Stated goal:
Could you write out every entry exactly as it stands?

Available data:
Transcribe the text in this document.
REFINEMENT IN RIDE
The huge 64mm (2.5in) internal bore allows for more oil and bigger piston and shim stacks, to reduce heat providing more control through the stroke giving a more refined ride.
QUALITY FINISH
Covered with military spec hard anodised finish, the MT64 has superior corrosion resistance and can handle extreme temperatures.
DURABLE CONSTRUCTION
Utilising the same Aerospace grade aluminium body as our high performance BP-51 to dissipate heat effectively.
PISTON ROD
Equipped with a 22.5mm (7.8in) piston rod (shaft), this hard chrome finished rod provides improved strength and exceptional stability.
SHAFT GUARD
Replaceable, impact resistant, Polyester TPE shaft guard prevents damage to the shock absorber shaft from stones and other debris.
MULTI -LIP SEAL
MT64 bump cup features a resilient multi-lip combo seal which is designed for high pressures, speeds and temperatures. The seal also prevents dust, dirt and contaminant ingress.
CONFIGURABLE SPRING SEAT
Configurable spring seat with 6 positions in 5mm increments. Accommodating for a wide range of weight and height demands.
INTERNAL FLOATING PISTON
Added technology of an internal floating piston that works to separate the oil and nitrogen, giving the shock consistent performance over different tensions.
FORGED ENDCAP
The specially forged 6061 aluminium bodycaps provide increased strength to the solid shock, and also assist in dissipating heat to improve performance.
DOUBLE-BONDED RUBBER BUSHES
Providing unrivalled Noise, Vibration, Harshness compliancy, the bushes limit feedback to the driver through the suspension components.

Result of the task:
Transcribe the text in this document.
REFINEMENT IN RIDE
The huge 64mm (2.5in) internal bore allows for more oil and bigger piston and shim stacks, to reduce heat providing more control through the stroke giving a more refined ride.
QUALITY FINISH
Covered with military spec hard anodised finish, the MT64 has superior corrosion resistance and can handle extreme temperatures.
DURABLE CONSTRUCTION
Utilising the same Aerospace grade aluminium body as our high performance BP-51 to dissipate heat effectively.
PISTON ROD
Equipped with a 22.5mm (7.8in) piston rod (shaft), this hard chrome finished rod provides improved strength and exceptional stability.
SHAFT GUARD
Replaceable, impact resistant, Polyester TPE shaft guard prevents damage to the shock absorber shaft from stones and other debris.
MULTI -LIP SEAL
MT64 bump cup features a resilient multi-lip combo seal which is designed for high pressures, speeds and temperatures. The seal also prevents dust, dirt and contaminant ingress.
CONFIGURABLE SPRING SEAT
Configurable spring seat with 6 positions in 5mm increments. Accommodating for a wide range of weight and height demands.
INTERNAL FLOATING PISTON
Added technology of an internal floating piston that works to separate the oil and nitrogen, giving the shock consistent performance over different tensions.
FORGED ENDCAP
The specially forged 6061 aluminium bodycaps provide increased strength to the solid shock, and also assist in dissipating heat to improve performance.
DOUBLE-BONDED RUBBER BUSHES
Providing unrivalled Noise, Vibration, Harshness compliancy, the bushes limit feedback to the driver through the suspension components.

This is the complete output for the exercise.